──────── AVAILABLE DATA ────────
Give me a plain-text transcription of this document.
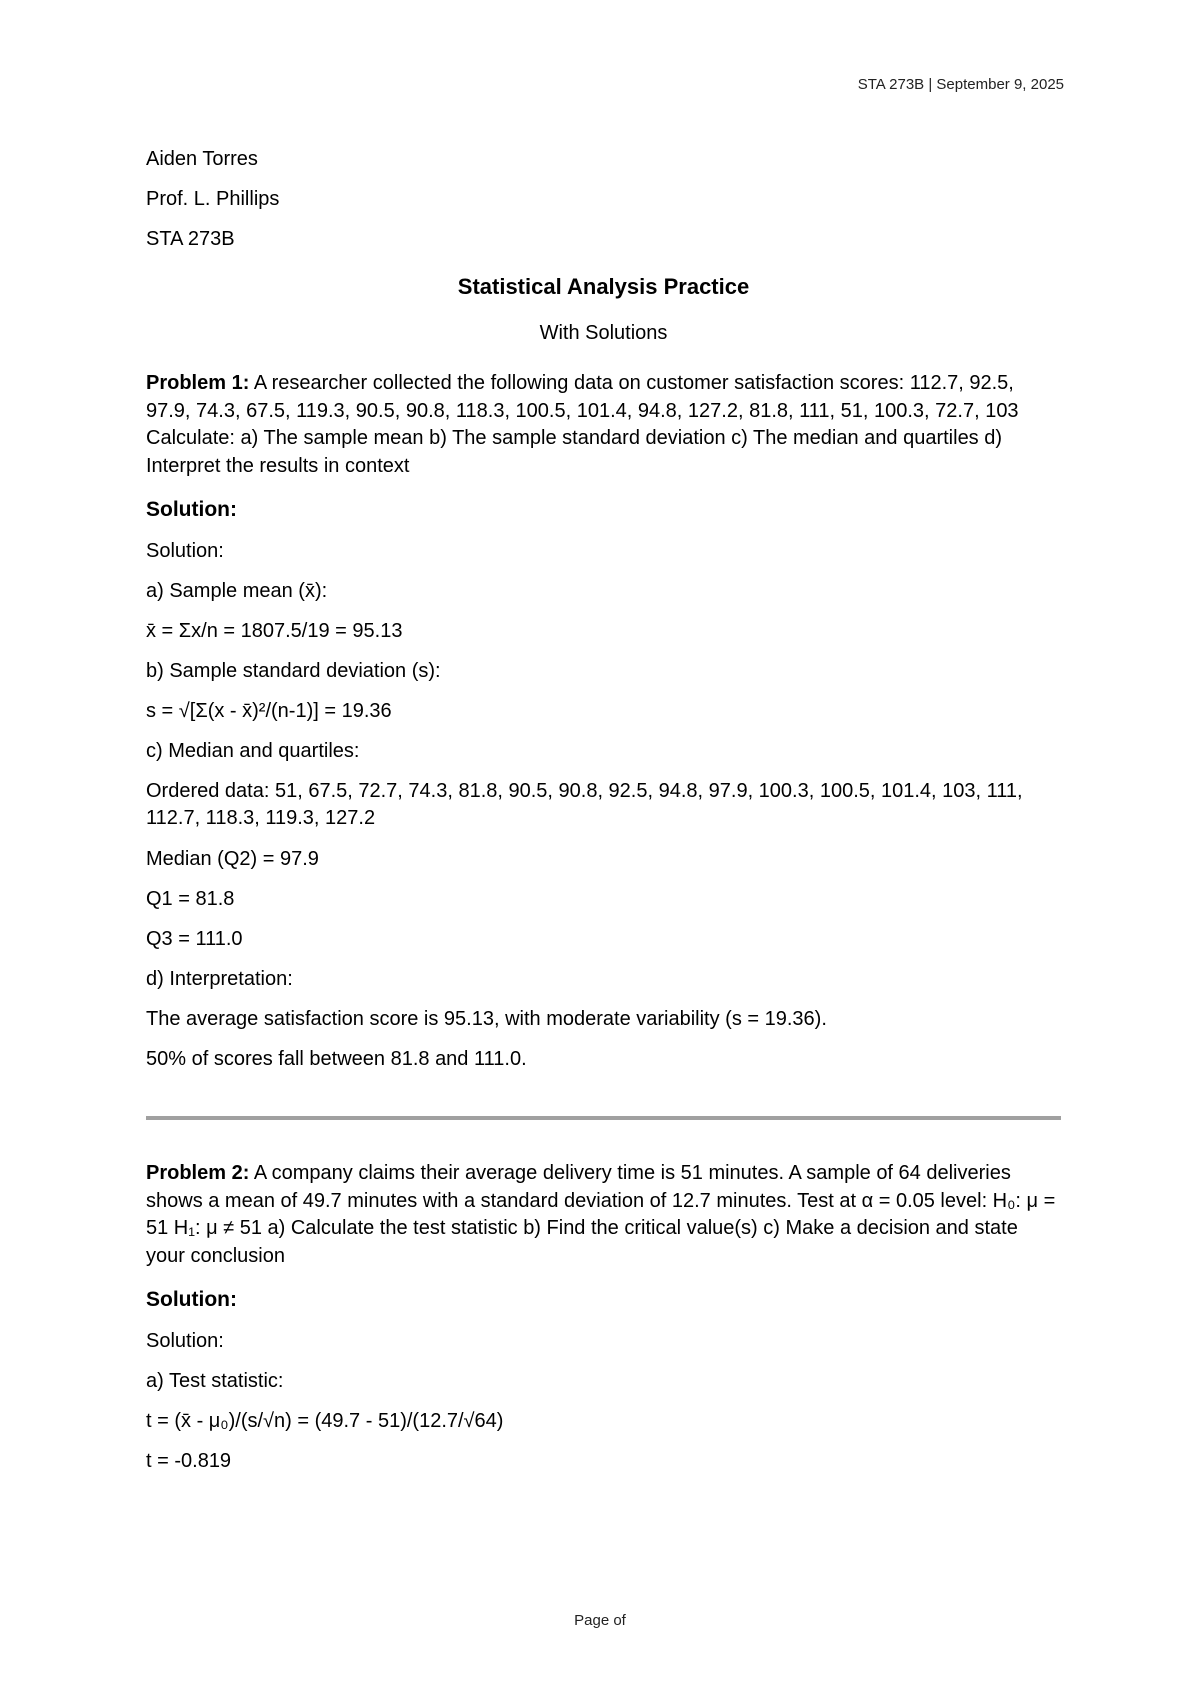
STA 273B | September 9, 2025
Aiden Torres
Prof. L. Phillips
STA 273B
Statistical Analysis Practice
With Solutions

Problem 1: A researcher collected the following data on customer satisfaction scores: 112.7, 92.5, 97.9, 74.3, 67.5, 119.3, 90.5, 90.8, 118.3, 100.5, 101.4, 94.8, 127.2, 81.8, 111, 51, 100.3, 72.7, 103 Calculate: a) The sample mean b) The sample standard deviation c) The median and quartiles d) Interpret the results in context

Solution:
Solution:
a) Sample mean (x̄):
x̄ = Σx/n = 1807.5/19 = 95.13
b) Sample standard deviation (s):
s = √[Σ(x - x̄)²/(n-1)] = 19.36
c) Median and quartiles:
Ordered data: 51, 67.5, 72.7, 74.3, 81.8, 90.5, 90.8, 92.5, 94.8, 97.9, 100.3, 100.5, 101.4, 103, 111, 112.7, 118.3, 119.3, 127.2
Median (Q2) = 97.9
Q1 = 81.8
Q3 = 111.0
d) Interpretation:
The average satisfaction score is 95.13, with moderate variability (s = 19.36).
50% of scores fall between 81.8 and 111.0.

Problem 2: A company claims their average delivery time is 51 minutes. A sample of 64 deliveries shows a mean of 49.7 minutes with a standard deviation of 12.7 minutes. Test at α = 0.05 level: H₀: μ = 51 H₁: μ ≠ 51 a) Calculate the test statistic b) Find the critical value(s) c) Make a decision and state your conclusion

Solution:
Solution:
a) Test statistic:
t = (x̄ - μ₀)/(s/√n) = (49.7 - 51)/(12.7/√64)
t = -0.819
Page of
────────
Give every record again exactly, apart from the pictures, which stay out.

*THE COMPLETED TASK:*
Give me a plain-text transcription of this document.
STA 273B | September 9, 2025
Aiden Torres
Prof. L. Phillips
STA 273B
Statistical Analysis Practice
With Solutions

Problem 1: A researcher collected the following data on customer satisfaction scores: 112.7, 92.5, 97.9, 74.3, 67.5, 119.3, 90.5, 90.8, 118.3, 100.5, 101.4, 94.8, 127.2, 81.8, 111, 51, 100.3, 72.7, 103 Calculate: a) The sample mean b) The sample standard deviation c) The median and quartiles d) Interpret the results in context

Solution:
Solution:
a) Sample mean (x̄):
x̄ = Σx/n = 1807.5/19 = 95.13
b) Sample standard deviation (s):
s = √[Σ(x - x̄)²/(n-1)] = 19.36
c) Median and quartiles:
Ordered data: 51, 67.5, 72.7, 74.3, 81.8, 90.5, 90.8, 92.5, 94.8, 97.9, 100.3, 100.5, 101.4, 103, 111, 112.7, 118.3, 119.3, 127.2
Median (Q2) = 97.9
Q1 = 81.8
Q3 = 111.0
d) Interpretation:
The average satisfaction score is 95.13, with moderate variability (s = 19.36).
50% of scores fall between 81.8 and 111.0.

Problem 2: A company claims their average delivery time is 51 minutes. A sample of 64 deliveries shows a mean of 49.7 minutes with a standard deviation of 12.7 minutes. Test at α = 0.05 level: H₀: μ = 51 H₁: μ ≠ 51 a) Calculate the test statistic b) Find the critical value(s) c) Make a decision and state your conclusion

Solution:
Solution:
a) Test statistic:
t = (x̄ - μ₀)/(s/√n) = (49.7 - 51)/(12.7/√64)
t = -0.819
Page of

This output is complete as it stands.